> Directions for this task
Output the data below in full, byte for byte. Nothing may differ.

> Records
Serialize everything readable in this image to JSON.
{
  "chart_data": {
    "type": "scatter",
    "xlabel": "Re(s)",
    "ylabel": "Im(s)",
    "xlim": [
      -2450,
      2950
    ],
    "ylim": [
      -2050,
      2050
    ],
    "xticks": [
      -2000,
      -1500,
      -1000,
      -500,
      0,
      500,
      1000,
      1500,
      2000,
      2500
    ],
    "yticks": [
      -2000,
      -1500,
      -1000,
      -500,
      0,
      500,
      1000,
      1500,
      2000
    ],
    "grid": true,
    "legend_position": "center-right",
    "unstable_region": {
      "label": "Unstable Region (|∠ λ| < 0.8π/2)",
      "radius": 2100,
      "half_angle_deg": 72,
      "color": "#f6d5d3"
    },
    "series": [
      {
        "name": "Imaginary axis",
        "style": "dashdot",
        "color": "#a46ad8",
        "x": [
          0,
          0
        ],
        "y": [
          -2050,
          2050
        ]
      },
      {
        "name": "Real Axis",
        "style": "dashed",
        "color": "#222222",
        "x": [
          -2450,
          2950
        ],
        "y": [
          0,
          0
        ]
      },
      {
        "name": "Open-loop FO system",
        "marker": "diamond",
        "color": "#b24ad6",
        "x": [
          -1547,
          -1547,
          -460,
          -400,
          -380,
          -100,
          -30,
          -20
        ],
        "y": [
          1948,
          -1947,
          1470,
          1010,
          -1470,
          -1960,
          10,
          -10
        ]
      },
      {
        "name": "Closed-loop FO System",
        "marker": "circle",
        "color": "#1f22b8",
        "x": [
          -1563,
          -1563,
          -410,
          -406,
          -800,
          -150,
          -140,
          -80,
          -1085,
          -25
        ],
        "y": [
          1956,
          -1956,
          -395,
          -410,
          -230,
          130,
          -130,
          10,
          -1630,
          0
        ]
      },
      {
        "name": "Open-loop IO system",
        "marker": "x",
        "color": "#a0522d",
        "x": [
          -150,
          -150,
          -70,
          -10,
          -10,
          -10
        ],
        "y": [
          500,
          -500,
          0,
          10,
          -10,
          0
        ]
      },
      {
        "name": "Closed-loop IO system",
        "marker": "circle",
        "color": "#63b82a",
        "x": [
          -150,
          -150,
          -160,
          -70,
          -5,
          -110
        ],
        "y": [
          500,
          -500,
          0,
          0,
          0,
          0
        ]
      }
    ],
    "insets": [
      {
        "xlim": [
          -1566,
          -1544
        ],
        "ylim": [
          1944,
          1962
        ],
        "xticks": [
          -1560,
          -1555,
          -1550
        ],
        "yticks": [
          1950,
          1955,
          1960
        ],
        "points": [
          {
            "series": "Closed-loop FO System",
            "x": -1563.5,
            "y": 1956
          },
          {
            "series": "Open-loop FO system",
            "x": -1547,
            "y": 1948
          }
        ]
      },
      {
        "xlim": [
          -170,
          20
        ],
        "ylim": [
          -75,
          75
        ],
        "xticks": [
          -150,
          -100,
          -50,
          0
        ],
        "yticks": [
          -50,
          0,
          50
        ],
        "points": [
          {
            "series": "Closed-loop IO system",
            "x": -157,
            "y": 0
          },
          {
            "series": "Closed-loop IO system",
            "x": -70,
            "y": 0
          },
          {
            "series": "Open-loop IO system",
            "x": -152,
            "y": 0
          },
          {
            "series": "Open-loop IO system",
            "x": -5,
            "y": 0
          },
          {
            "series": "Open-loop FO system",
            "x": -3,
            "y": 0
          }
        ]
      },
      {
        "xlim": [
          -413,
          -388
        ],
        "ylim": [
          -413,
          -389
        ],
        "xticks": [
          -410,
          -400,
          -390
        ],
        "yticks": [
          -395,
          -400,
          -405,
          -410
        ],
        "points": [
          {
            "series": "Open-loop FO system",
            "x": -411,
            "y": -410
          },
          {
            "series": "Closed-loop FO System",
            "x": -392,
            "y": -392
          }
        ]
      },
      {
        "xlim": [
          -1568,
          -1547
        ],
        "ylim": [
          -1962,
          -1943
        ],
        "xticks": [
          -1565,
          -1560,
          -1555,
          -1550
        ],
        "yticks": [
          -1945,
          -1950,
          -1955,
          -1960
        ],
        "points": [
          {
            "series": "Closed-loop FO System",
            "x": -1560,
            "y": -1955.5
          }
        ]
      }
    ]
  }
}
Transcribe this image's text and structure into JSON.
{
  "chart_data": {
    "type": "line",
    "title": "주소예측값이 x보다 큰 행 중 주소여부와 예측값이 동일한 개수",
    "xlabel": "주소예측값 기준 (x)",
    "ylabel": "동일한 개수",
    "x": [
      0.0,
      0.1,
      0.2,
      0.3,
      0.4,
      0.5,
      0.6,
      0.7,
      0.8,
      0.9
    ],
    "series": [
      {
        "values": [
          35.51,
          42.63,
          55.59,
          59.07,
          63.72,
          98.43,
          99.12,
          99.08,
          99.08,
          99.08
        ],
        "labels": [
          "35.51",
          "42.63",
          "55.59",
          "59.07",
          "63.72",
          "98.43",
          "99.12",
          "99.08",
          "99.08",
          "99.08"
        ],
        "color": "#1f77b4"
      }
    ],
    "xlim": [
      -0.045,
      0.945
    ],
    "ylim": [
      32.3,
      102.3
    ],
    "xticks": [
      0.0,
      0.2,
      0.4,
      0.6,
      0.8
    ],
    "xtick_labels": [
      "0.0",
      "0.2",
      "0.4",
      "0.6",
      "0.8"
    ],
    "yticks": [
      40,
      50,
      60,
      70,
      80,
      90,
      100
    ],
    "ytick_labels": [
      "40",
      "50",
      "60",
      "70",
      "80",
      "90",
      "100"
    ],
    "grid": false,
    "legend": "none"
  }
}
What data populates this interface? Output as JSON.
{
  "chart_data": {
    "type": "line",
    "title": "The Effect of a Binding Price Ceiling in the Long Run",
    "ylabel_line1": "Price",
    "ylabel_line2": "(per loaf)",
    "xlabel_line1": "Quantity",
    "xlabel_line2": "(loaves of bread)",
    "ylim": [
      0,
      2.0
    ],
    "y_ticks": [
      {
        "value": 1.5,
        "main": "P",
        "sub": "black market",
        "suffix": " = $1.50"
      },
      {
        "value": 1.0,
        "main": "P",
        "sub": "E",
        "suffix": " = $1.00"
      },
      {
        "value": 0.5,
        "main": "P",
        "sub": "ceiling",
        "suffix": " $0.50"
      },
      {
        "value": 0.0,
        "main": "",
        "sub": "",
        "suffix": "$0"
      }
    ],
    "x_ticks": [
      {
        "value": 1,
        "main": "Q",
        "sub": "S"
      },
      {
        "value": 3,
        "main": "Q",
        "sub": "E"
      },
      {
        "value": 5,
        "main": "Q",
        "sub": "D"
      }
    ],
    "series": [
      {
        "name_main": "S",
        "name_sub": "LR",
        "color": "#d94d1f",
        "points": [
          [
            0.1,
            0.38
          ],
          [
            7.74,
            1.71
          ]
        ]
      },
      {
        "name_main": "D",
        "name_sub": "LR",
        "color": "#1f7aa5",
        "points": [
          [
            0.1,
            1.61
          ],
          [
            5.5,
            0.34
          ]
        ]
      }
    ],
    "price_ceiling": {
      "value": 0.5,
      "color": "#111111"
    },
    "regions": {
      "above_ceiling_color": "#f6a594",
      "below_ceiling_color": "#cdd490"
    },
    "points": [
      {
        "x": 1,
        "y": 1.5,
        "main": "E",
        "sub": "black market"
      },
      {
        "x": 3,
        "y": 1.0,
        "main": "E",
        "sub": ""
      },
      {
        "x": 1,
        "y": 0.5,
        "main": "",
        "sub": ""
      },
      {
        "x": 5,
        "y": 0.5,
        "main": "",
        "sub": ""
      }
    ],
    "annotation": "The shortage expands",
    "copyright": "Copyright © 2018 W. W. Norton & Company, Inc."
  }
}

> Exercise result
Serialize everything readable in this image to JSON.
{
  "chart_data": {
    "type": "scatter",
    "xlabel": "Re(s)",
    "ylabel": "Im(s)",
    "xlim": [
      -2450,
      2950
    ],
    "ylim": [
      -2050,
      2050
    ],
    "xticks": [
      -2000,
      -1500,
      -1000,
      -500,
      0,
      500,
      1000,
      1500,
      2000,
      2500
    ],
    "yticks": [
      -2000,
      -1500,
      -1000,
      -500,
      0,
      500,
      1000,
      1500,
      2000
    ],
    "grid": true,
    "legend_position": "center-right",
    "unstable_region": {
      "label": "Unstable Region (|∠ λ| < 0.8π/2)",
      "radius": 2100,
      "half_angle_deg": 72,
      "color": "#f6d5d3"
    },
    "series": [
      {
        "name": "Imaginary axis",
        "style": "dashdot",
        "color": "#a46ad8",
        "x": [
          0,
          0
        ],
        "y": [
          -2050,
          2050
        ]
      },
      {
        "name": "Real Axis",
        "style": "dashed",
        "color": "#222222",
        "x": [
          -2450,
          2950
        ],
        "y": [
          0,
          0
        ]
      },
      {
        "name": "Open-loop FO system",
        "marker": "diamond",
        "color": "#b24ad6",
        "x": [
          -1547,
          -1547,
          -460,
          -400,
          -380,
          -100,
          -30,
          -20
        ],
        "y": [
          1948,
          -1947,
          1470,
          1010,
          -1470,
          -1960,
          10,
          -10
        ]
      },
      {
        "name": "Closed-loop FO System",
        "marker": "circle",
        "color": "#1f22b8",
        "x": [
          -1563,
          -1563,
          -410,
          -406,
          -800,
          -150,
          -140,
          -80,
          -1085,
          -25
        ],
        "y": [
          1956,
          -1956,
          -395,
          -410,
          -230,
          130,
          -130,
          10,
          -1630,
          0
        ]
      },
      {
        "name": "Open-loop IO system",
        "marker": "x",
        "color": "#a0522d",
        "x": [
          -150,
          -150,
          -70,
          -10,
          -10,
          -10
        ],
        "y": [
          500,
          -500,
          0,
          10,
          -10,
          0
        ]
      },
      {
        "name": "Closed-loop IO system",
        "marker": "circle",
        "color": "#63b82a",
        "x": [
          -150,
          -150,
          -160,
          -70,
          -5,
          -110
        ],
        "y": [
          500,
          -500,
          0,
          0,
          0,
          0
        ]
      }
    ],
    "insets": [
      {
        "xlim": [
          -1566,
          -1544
        ],
        "ylim": [
          1944,
          1962
        ],
        "xticks": [
          -1560,
          -1555,
          -1550
        ],
        "yticks": [
          1950,
          1955,
          1960
        ],
        "points": [
          {
            "series": "Closed-loop FO System",
            "x": -1563.5,
            "y": 1956
          },
          {
            "series": "Open-loop FO system",
            "x": -1547,
            "y": 1948
          }
        ]
      },
      {
        "xlim": [
          -170,
          20
        ],
        "ylim": [
          -75,
          75
        ],
        "xticks": [
          -150,
          -100,
          -50,
          0
        ],
        "yticks": [
          -50,
          0,
          50
        ],
        "points": [
          {
            "series": "Closed-loop IO system",
            "x": -157,
            "y": 0
          },
          {
            "series": "Closed-loop IO system",
            "x": -70,
            "y": 0
          },
          {
            "series": "Open-loop IO system",
            "x": -152,
            "y": 0
          },
          {
            "series": "Open-loop IO system",
            "x": -5,
            "y": 0
          },
          {
            "series": "Open-loop FO system",
            "x": -3,
            "y": 0
          }
        ]
      },
      {
        "xlim": [
          -413,
          -388
        ],
        "ylim": [
          -413,
          -389
        ],
        "xticks": [
          -410,
          -400,
          -390
        ],
        "yticks": [
          -395,
          -400,
          -405,
          -410
        ],
        "points": [
          {
            "series": "Open-loop FO system",
            "x": -411,
            "y": -410
          },
          {
            "series": "Closed-loop FO System",
            "x": -392,
            "y": -392
          }
        ]
      },
      {
        "xlim": [
          -1568,
          -1547
        ],
        "ylim": [
          -1962,
          -1943
        ],
        "xticks": [
          -1565,
          -1560,
          -1555,
          -1550
        ],
        "yticks": [
          -1945,
          -1950,
          -1955,
          -1960
        ],
        "points": [
          {
            "series": "Closed-loop FO System",
            "x": -1560,
            "y": -1955.5
          }
        ]
      }
    ]
  }
}
Transcribe this image's text and structure into JSON.
{
  "chart_data": {
    "type": "line",
    "title": "주소예측값이 x보다 큰 행 중 주소여부와 예측값이 동일한 개수",
    "xlabel": "주소예측값 기준 (x)",
    "ylabel": "동일한 개수",
    "x": [
      0.0,
      0.1,
      0.2,
      0.3,
      0.4,
      0.5,
      0.6,
      0.7,
      0.8,
      0.9
    ],
    "series": [
      {
        "values": [
          35.51,
          42.63,
          55.59,
          59.07,
          63.72,
          98.43,
          99.12,
          99.08,
          99.08,
          99.08
        ],
        "labels": [
          "35.51",
          "42.63",
          "55.59",
          "59.07",
          "63.72",
          "98.43",
          "99.12",
          "99.08",
          "99.08",
          "99.08"
        ],
        "color": "#1f77b4"
      }
    ],
    "xlim": [
      -0.045,
      0.945
    ],
    "ylim": [
      32.3,
      102.3
    ],
    "xticks": [
      0.0,
      0.2,
      0.4,
      0.6,
      0.8
    ],
    "xtick_labels": [
      "0.0",
      "0.2",
      "0.4",
      "0.6",
      "0.8"
    ],
    "yticks": [
      40,
      50,
      60,
      70,
      80,
      90,
      100
    ],
    "ytick_labels": [
      "40",
      "50",
      "60",
      "70",
      "80",
      "90",
      "100"
    ],
    "grid": false,
    "legend": "none"
  }
}
What data populates this interface? Output as JSON.
{
  "chart_data": {
    "type": "line",
    "title": "The Effect of a Binding Price Ceiling in the Long Run",
    "ylabel_line1": "Price",
    "ylabel_line2": "(per loaf)",
    "xlabel_line1": "Quantity",
    "xlabel_line2": "(loaves of bread)",
    "ylim": [
      0,
      2.0
    ],
    "y_ticks": [
      {
        "value": 1.5,
        "main": "P",
        "sub": "black market",
        "suffix": " = $1.50"
      },
      {
        "value": 1.0,
        "main": "P",
        "sub": "E",
        "suffix": " = $1.00"
      },
      {
        "value": 0.5,
        "main": "P",
        "sub": "ceiling",
        "suffix": " $0.50"
      },
      {
        "value": 0.0,
        "main": "",
        "sub": "",
        "suffix": "$0"
      }
    ],
    "x_ticks": [
      {
        "value": 1,
        "main": "Q",
        "sub": "S"
      },
      {
        "value": 3,
        "main": "Q",
        "sub": "E"
      },
      {
        "value": 5,
        "main": "Q",
        "sub": "D"
      }
    ],
    "series": [
      {
        "name_main": "S",
        "name_sub": "LR",
        "color": "#d94d1f",
        "points": [
          [
            0.1,
            0.38
          ],
          [
            7.74,
            1.71
          ]
        ]
      },
      {
        "name_main": "D",
        "name_sub": "LR",
        "color": "#1f7aa5",
        "points": [
          [
            0.1,
            1.61
          ],
          [
            5.5,
            0.34
          ]
        ]
      }
    ],
    "price_ceiling": {
      "value": 0.5,
      "color": "#111111"
    },
    "regions": {
      "above_ceiling_color": "#f6a594",
      "below_ceiling_color": "#cdd490"
    },
    "points": [
      {
        "x": 1,
        "y": 1.5,
        "main": "E",
        "sub": "black market"
      },
      {
        "x": 3,
        "y": 1.0,
        "main": "E",
        "sub": ""
      },
      {
        "x": 1,
        "y": 0.5,
        "main": "",
        "sub": ""
      },
      {
        "x": 5,
        "y": 0.5,
        "main": "",
        "sub": ""
      }
    ],
    "annotation": "The shortage expands",
    "copyright": "Copyright © 2018 W. W. Norton & Company, Inc."
  }
}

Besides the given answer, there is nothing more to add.